::: Material for this task
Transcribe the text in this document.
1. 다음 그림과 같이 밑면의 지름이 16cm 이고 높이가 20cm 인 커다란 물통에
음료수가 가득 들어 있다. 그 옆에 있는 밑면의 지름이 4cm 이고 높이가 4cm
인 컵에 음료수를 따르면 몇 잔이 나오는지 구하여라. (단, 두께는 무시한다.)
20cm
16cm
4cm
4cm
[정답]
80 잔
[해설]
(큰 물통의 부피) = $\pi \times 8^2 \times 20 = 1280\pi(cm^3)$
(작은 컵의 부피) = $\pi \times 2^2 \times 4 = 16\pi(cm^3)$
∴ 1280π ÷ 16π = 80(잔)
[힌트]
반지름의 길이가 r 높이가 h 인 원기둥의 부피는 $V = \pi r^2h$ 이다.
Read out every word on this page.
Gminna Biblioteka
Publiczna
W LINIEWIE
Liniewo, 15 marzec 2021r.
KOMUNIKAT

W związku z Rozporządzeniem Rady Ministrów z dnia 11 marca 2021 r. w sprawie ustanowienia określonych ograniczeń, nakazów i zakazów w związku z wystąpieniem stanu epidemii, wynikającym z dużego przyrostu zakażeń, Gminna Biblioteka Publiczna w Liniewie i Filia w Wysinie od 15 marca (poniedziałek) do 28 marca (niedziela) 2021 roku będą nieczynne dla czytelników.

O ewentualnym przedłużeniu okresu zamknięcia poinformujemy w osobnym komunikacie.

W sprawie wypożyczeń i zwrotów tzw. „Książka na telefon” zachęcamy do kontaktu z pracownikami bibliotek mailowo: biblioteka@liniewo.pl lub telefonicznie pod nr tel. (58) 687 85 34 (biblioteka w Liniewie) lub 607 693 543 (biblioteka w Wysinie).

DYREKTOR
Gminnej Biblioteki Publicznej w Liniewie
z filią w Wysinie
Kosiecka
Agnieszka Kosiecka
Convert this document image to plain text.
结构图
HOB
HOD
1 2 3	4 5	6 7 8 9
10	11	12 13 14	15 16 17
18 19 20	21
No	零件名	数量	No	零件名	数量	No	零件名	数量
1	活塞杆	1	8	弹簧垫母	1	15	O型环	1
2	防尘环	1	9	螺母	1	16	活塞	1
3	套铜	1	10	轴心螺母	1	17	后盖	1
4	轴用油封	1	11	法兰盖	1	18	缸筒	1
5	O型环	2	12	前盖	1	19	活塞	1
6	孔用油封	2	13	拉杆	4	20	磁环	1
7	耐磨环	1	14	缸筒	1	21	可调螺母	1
::::::
§ **Task goal**
Give back all the records exactly as they stand.

§ **Problem solution**
Transcribe the text in this document.
1. 다음 그림과 같이 밑면의 지름이 16cm 이고 높이가 20cm 인 커다란 물통에
음료수가 가득 들어 있다. 그 옆에 있는 밑면의 지름이 4cm 이고 높이가 4cm
인 컵에 음료수를 따르면 몇 잔이 나오는지 구하여라. (단, 두께는 무시한다.)
20cm
16cm
4cm
4cm
[정답]
80 잔
[해설]
(큰 물통의 부피) = $\pi \times 8^2 \times 20 = 1280\pi(cm^3)$
(작은 컵의 부피) = $\pi \times 2^2 \times 4 = 16\pi(cm^3)$
∴ 1280π ÷ 16π = 80(잔)
[힌트]
반지름의 길이가 r 높이가 h 인 원기둥의 부피는 $V = \pi r^2h$ 이다.
Read out every word on this page.
Gminna Biblioteka
Publiczna
W LINIEWIE
Liniewo, 15 marzec 2021r.
KOMUNIKAT

W związku z Rozporządzeniem Rady Ministrów z dnia 11 marca 2021 r. w sprawie ustanowienia określonych ograniczeń, nakazów i zakazów w związku z wystąpieniem stanu epidemii, wynikającym z dużego przyrostu zakażeń, Gminna Biblioteka Publiczna w Liniewie i Filia w Wysinie od 15 marca (poniedziałek) do 28 marca (niedziela) 2021 roku będą nieczynne dla czytelników.

O ewentualnym przedłużeniu okresu zamknięcia poinformujemy w osobnym komunikacie.

W sprawie wypożyczeń i zwrotów tzw. „Książka na telefon” zachęcamy do kontaktu z pracownikami bibliotek mailowo: biblioteka@liniewo.pl lub telefonicznie pod nr tel. (58) 687 85 34 (biblioteka w Liniewie) lub 607 693 543 (biblioteka w Wysinie).

DYREKTOR
Gminnej Biblioteki Publicznej w Liniewie
z filią w Wysinie
Kosiecka
Agnieszka Kosiecka
Convert this document image to plain text.
结构图
HOB
HOD
1 2 3	4 5	6 7 8 9
10	11	12 13 14	15 16 17
18 19 20	21
No	零件名	数量	No	零件名	数量	No	零件名	数量
1	活塞杆	1	8	弹簧垫母	1	15	O型环	1
2	防尘环	1	9	螺母	1	16	活塞	1
3	套铜	1	10	轴心螺母	1	17	后盖	1
4	轴用油封	1	11	法兰盖	1	18	缸筒	1
5	O型环	2	12	前盖	1	19	活塞	1
6	孔用油封	2	13	拉杆	4	20	磁环	1
7	耐磨环	1	14	缸筒	1	21	可调螺母	1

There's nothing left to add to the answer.